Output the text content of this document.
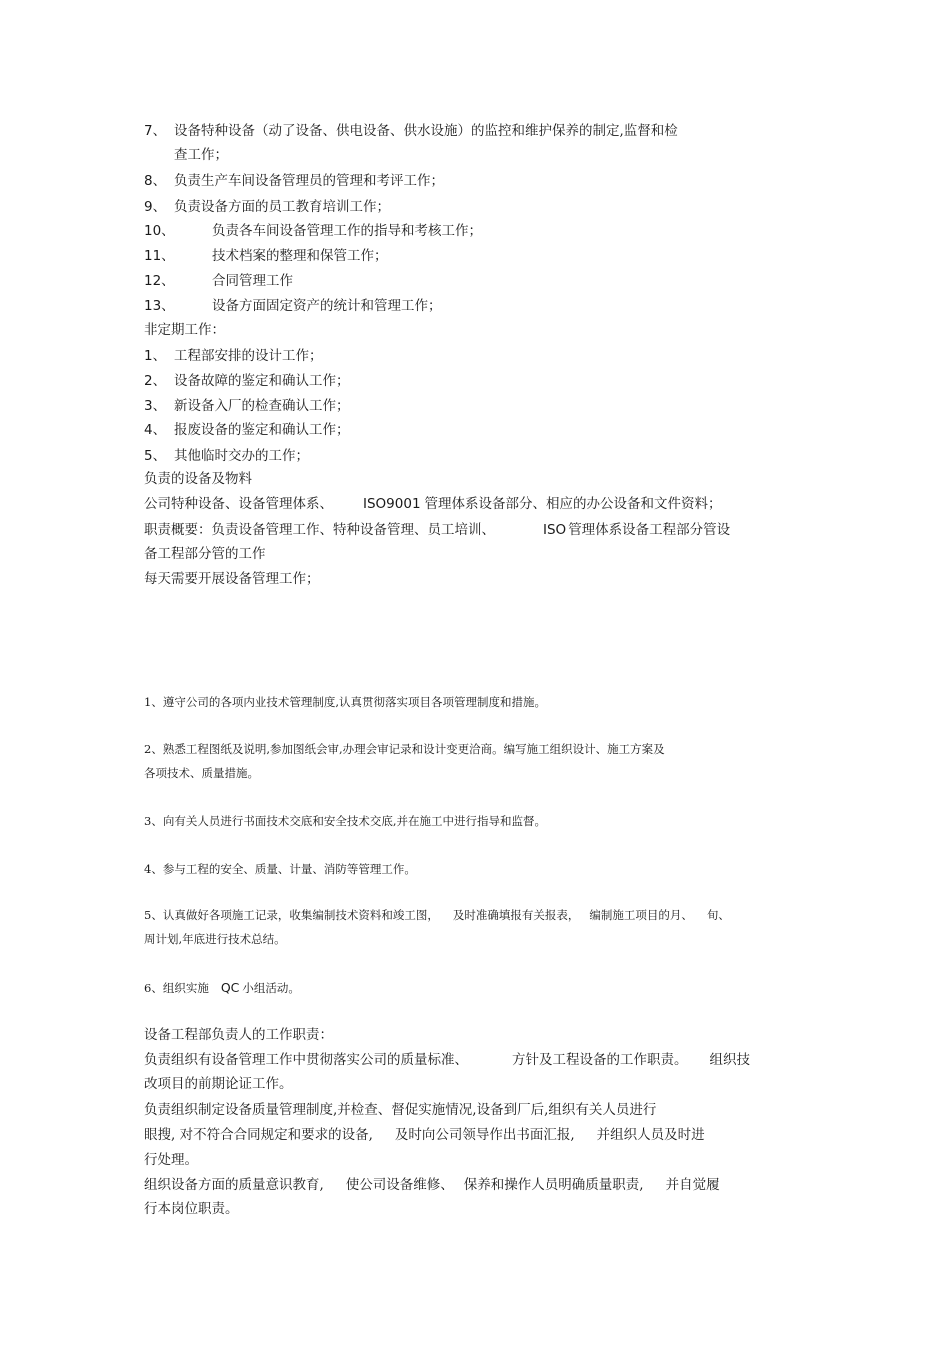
7、 设备特种设备（动了设备、供电设备、供水设施）的监控和维护保养的制定,监督和检
查工作；
8、 负责生产车间设备管理员的管理和考评工作；
9、 负责设备方面的员工教育培训工作；
10、	负责各车间设备管理工作的指导和考核工作；
11、	技术档案的整理和保管工作；
12、	合同管理工作
13、	设备方面固定资产的统计和管理工作；
非定期工作：
1、 工程部安排的设计工作；
2、 设备故障的鉴定和确认工作；
3、 新设备入厂的检查确认工作；
4、 报废设备的鉴定和确认工作；
5、 其他临时交办的工作；
负责的设备及物料
公司特种设备、设备管理体系、 ISO9001 管理体系设备部分、相应的办公设备和文件资料；
职责概要：负责设备管理工作、特种设备管理、员工培训、	ISO 管理体系设备工程部分管设
备工程部分管的工作
每天需要开展设备管理工作；
1、遵守公司的各项内业技术管理制度,认真贯彻落实项目各项管理制度和措施。
2、熟悉工程图纸及说明,参加图纸会审,办理会审记录和设计变更洽商。编写施工组织设计、施工方案及
各项技术、质量措施。
3、向有关人员进行书面技术交底和安全技术交底,并在施工中进行指导和监督。
4、参与工程的安全、质量、计量、消防等管理工作。
5、认真做好各项施工记录，收集编制技术资料和竣工图， 及时准确填报有关报表， 编制施工项目的月、 旬、
周计划,年底进行技术总结。
6、组织实施 QC 小组活动。
设备工程部负责人的工作职责：
负责组织有设备管理工作中贯彻落实公司的质量标准、	方针及工程设备的工作职责。 组织技
改项目的前期论证工作。
负责组织制定设备质量管理制度,并检查、督促实施情况,设备到厂后,组织有关人员进行
眼搜, 对不符合合同规定和要求的设备, 及时向公司领导作出书面汇报, 并组织人员及时进
行处理。
组织设备方面的质量意识教育, 使公司设备维修、 保养和操作人员明确质量职责, 并自觉履
行本岗位职责。
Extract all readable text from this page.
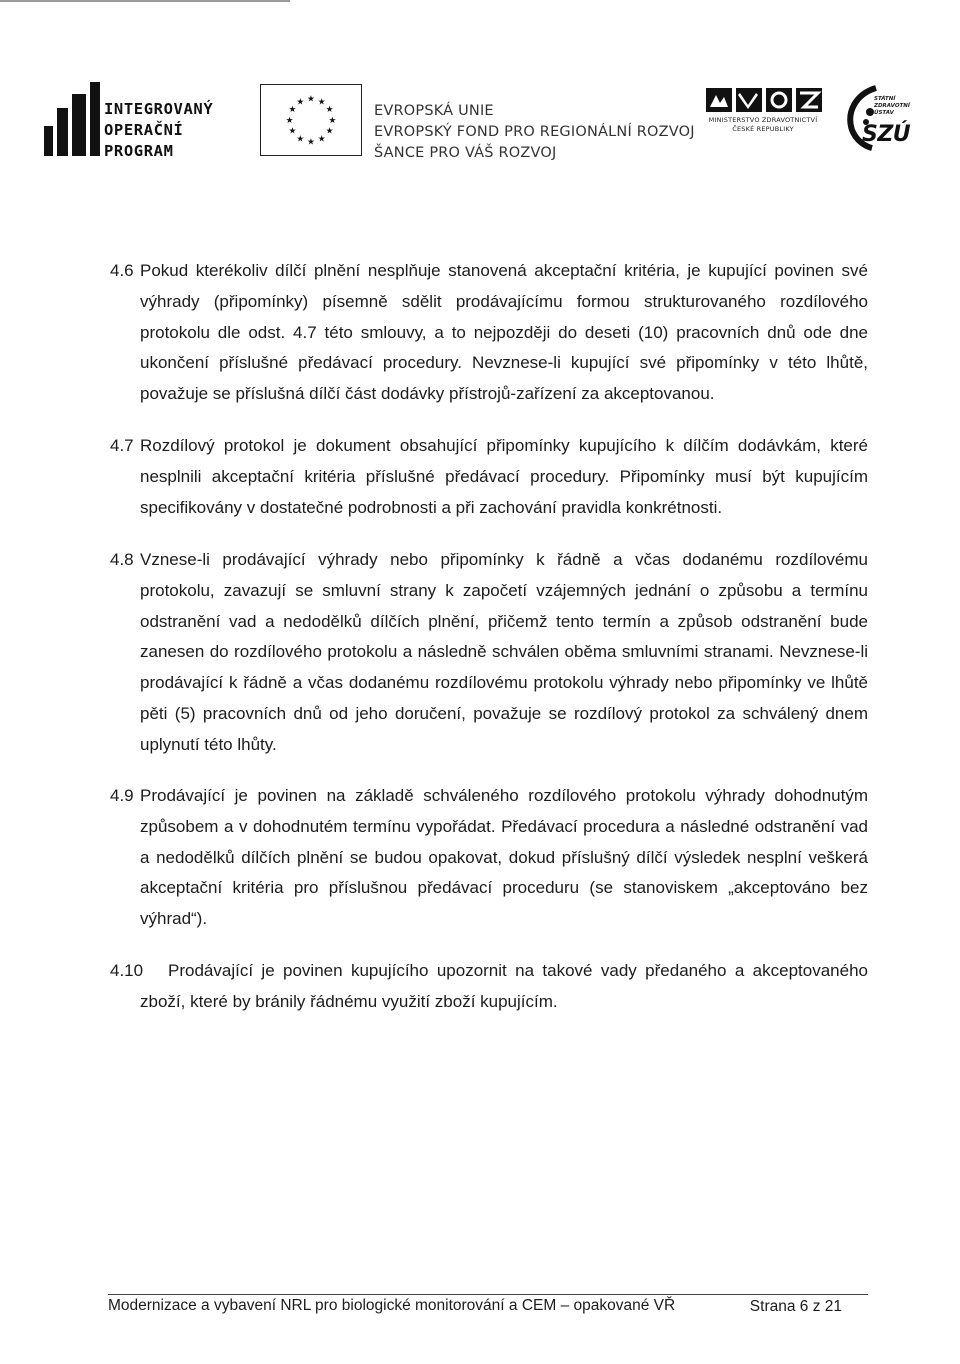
INTEGROVANÝ
OPERAČNÍ
PROGRAM
★ ★
★
★
★
★
★
★
★
★
★
★
EVROPSKÁ UNIE
EVROPSKÝ FOND PRO REGIONÁLNÍ ROZVOJ
ŠANCE PRO VÁŠ ROZVOJ
MINISTERSTVO ZDRAVOTNICTVÍ
ČESKÉ REPUBLIKY
STÁTNÍ
ZDRAVOTNÍ
ÚSTAV
SZÚ
4.6 Pokud kterékoliv dílčí plnění nesplňuje stanovená akceptační kritéria, je kupující povinen své výhrady (připomínky) písemně sdělit prodávajícímu formou strukturovaného rozdílového protokolu dle odst. 4.7 této smlouvy, a to nejpozději do deseti (10) pracovních dnů ode dne ukončení příslušné předávací procedury. Nevznese-li kupující své připomínky v této lhůtě, považuje se příslušná dílčí část dodávky přístrojů-zařízení za akceptovanou.
4.7 Rozdílový protokol je dokument obsahující připomínky kupujícího k dílčím dodávkám, které nesplnili akceptační kritéria příslušné předávací procedury. Připomínky musí být kupujícím specifikovány v dostatečné podrobnosti a při zachování pravidla konkrétnosti.
4.8 Vznese-li prodávající výhrady nebo připomínky k řádně a včas dodanému rozdílovému protokolu, zavazují se smluvní strany k započetí vzájemných jednání o způsobu a termínu odstranění vad a nedodělků dílčích plnění, přičemž tento termín a způsob odstranění bude zanesen do rozdílového protokolu a následně schválen oběma smluvními stranami. Nevznese-li prodávající k řádně a včas dodanému rozdílovému protokolu výhrady nebo připomínky ve lhůtě pěti (5) pracovních dnů od jeho doručení, považuje se rozdílový protokol za schválený dnem uplynutí této lhůty.
4.9 Prodávající je povinen na základě schváleného rozdílového protokolu výhrady dohodnutým způsobem a v dohodnutém termínu vypořádat. Předávací procedura a následné odstranění vad a nedodělků dílčích plnění se budou opakovat, dokud příslušný dílčí výsledek nesplní veškerá akceptační kritéria pro příslušnou předávací proceduru (se stanoviskem „akceptováno bez výhrad“).
4.10	Prodávající je povinen kupujícího upozornit na takové vady předaného a akceptovaného zboží, které by bránily řádnému využití zboží kupujícím.
Modernizace a vybavení NRL pro biologické monitorování a CEM – opakované VŘ	Strana 6 z 21
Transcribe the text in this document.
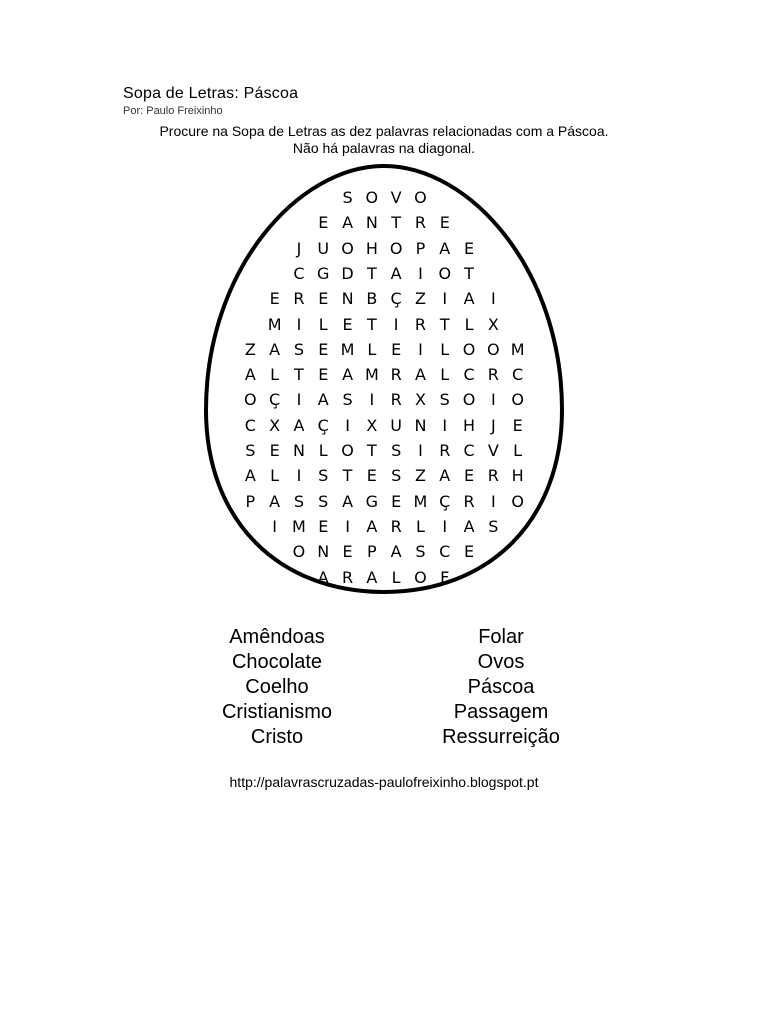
Sopa de Letras: Páscoa
Por: Paulo Freixinho
Procure na Sopa de Letras as dez palavras relacionadas com a Páscoa.
Não há palavras na diagonal.
S O V O
E A N T R E
J	U O H O P A E
C G D T A	I O T
E R E N B Ç Z	I	A	I
M I	L E T	I	R T L X
Z A S E M L E	I	L O O M
A L T E A M R A L C R C
O Ç	I	A S	I	R X S O I O
C X A Ç	I	X U N I H J	E
S E N L O T S	I	R C V L
A L	I	S T E S Z A E R H
P A S S A G E M Ç R	I O
I M E	I	A R L	I	A S
O N E P A S C E
A R A L O F
Amêndoas
Chocolate
Coelho
Cristianismo
Cristo
Folar
Ovos
Páscoa
Passagem
Ressurreição
http://palavrascruzadas-paulofreixinho.blogspot.pt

=======

» **Exercise**
Output the full set of records above without changing a word, and drop the images.

» **Task output**
Output the text content of this document.
7、 设备特种设备（动了设备、供电设备、供水设施）的监控和维护保养的制定,监督和检
查工作；
8、 负责生产车间设备管理员的管理和考评工作；
9、 负责设备方面的员工教育培训工作；
10、	负责各车间设备管理工作的指导和考核工作；
11、	技术档案的整理和保管工作；
12、	合同管理工作
13、	设备方面固定资产的统计和管理工作；
非定期工作：
1、 工程部安排的设计工作；
2、 设备故障的鉴定和确认工作；
3、 新设备入厂的检查确认工作；
4、 报废设备的鉴定和确认工作；
5、 其他临时交办的工作；
负责的设备及物料
公司特种设备、设备管理体系、 ISO9001 管理体系设备部分、相应的办公设备和文件资料；
职责概要：负责设备管理工作、特种设备管理、员工培训、	ISO 管理体系设备工程部分管设
备工程部分管的工作
每天需要开展设备管理工作；
1、遵守公司的各项内业技术管理制度,认真贯彻落实项目各项管理制度和措施。
2、熟悉工程图纸及说明,参加图纸会审,办理会审记录和设计变更洽商。编写施工组织设计、施工方案及
各项技术、质量措施。
3、向有关人员进行书面技术交底和安全技术交底,并在施工中进行指导和监督。
4、参与工程的安全、质量、计量、消防等管理工作。
5、认真做好各项施工记录，收集编制技术资料和竣工图， 及时准确填报有关报表， 编制施工项目的月、 旬、
周计划,年底进行技术总结。
6、组织实施 QC 小组活动。
设备工程部负责人的工作职责：
负责组织有设备管理工作中贯彻落实公司的质量标准、	方针及工程设备的工作职责。 组织技
改项目的前期论证工作。
负责组织制定设备质量管理制度,并检查、督促实施情况,设备到厂后,组织有关人员进行
眼搜, 对不符合合同规定和要求的设备, 及时向公司领导作出书面汇报, 并组织人员及时进
行处理。
组织设备方面的质量意识教育, 使公司设备维修、 保养和操作人员明确质量职责, 并自觉履
行本岗位职责。
Extract all readable text from this page.
INTEGROVANÝ
OPERAČNÍ
PROGRAM
★ ★
★
★
★
★
★
★
★
★
★
★
EVROPSKÁ UNIE
EVROPSKÝ FOND PRO REGIONÁLNÍ ROZVOJ
ŠANCE PRO VÁŠ ROZVOJ
MINISTERSTVO ZDRAVOTNICTVÍ
ČESKÉ REPUBLIKY
STÁTNÍ
ZDRAVOTNÍ
ÚSTAV
SZÚ
4.6 Pokud kterékoliv dílčí plnění nesplňuje stanovená akceptační kritéria, je kupující povinen své výhrady (připomínky) písemně sdělit prodávajícímu formou strukturovaného rozdílového protokolu dle odst. 4.7 této smlouvy, a to nejpozději do deseti (10) pracovních dnů ode dne ukončení příslušné předávací procedury. Nevznese-li kupující své připomínky v této lhůtě, považuje se příslušná dílčí část dodávky přístrojů-zařízení za akceptovanou.
4.7 Rozdílový protokol je dokument obsahující připomínky kupujícího k dílčím dodávkám, které nesplnili akceptační kritéria příslušné předávací procedury. Připomínky musí být kupujícím specifikovány v dostatečné podrobnosti a při zachování pravidla konkrétnosti.
4.8 Vznese-li prodávající výhrady nebo připomínky k řádně a včas dodanému rozdílovému protokolu, zavazují se smluvní strany k započetí vzájemných jednání o způsobu a termínu odstranění vad a nedodělků dílčích plnění, přičemž tento termín a způsob odstranění bude zanesen do rozdílového protokolu a následně schválen oběma smluvními stranami. Nevznese-li prodávající k řádně a včas dodanému rozdílovému protokolu výhrady nebo připomínky ve lhůtě pěti (5) pracovních dnů od jeho doručení, považuje se rozdílový protokol za schválený dnem uplynutí této lhůty.
4.9 Prodávající je povinen na základě schváleného rozdílového protokolu výhrady dohodnutým způsobem a v dohodnutém termínu vypořádat. Předávací procedura a následné odstranění vad a nedodělků dílčích plnění se budou opakovat, dokud příslušný dílčí výsledek nesplní veškerá akceptační kritéria pro příslušnou předávací proceduru (se stanoviskem „akceptováno bez výhrad“).
4.10	Prodávající je povinen kupujícího upozornit na takové vady předaného a akceptovaného zboží, které by bránily řádnému využití zboží kupujícím.
Modernizace a vybavení NRL pro biologické monitorování a CEM – opakované VŘ	Strana 6 z 21
Transcribe the text in this document.
Sopa de Letras: Páscoa
Por: Paulo Freixinho
Procure na Sopa de Letras as dez palavras relacionadas com a Páscoa.
Não há palavras na diagonal.
S O V O
E A N T R E
J	U O H O P A E
C G D T A	I O T
E R E N B Ç Z	I	A	I
M I	L E T	I	R T L X
Z A S E M L E	I	L O O M
A L T E A M R A L C R C
O Ç	I	A S	I	R X S O I O
C X A Ç	I	X U N I H J	E
S E N L O T S	I	R C V L
A L	I	S T E S Z A E R H
P A S S A G E M Ç R	I O
I M E	I	A R L	I	A S
O N E P A S C E
A R A L O F
Amêndoas
Chocolate
Coelho
Cristianismo
Cristo
Folar
Ovos
Páscoa
Passagem
Ressurreição
http://palavrascruzadas-paulofreixinho.blogspot.pt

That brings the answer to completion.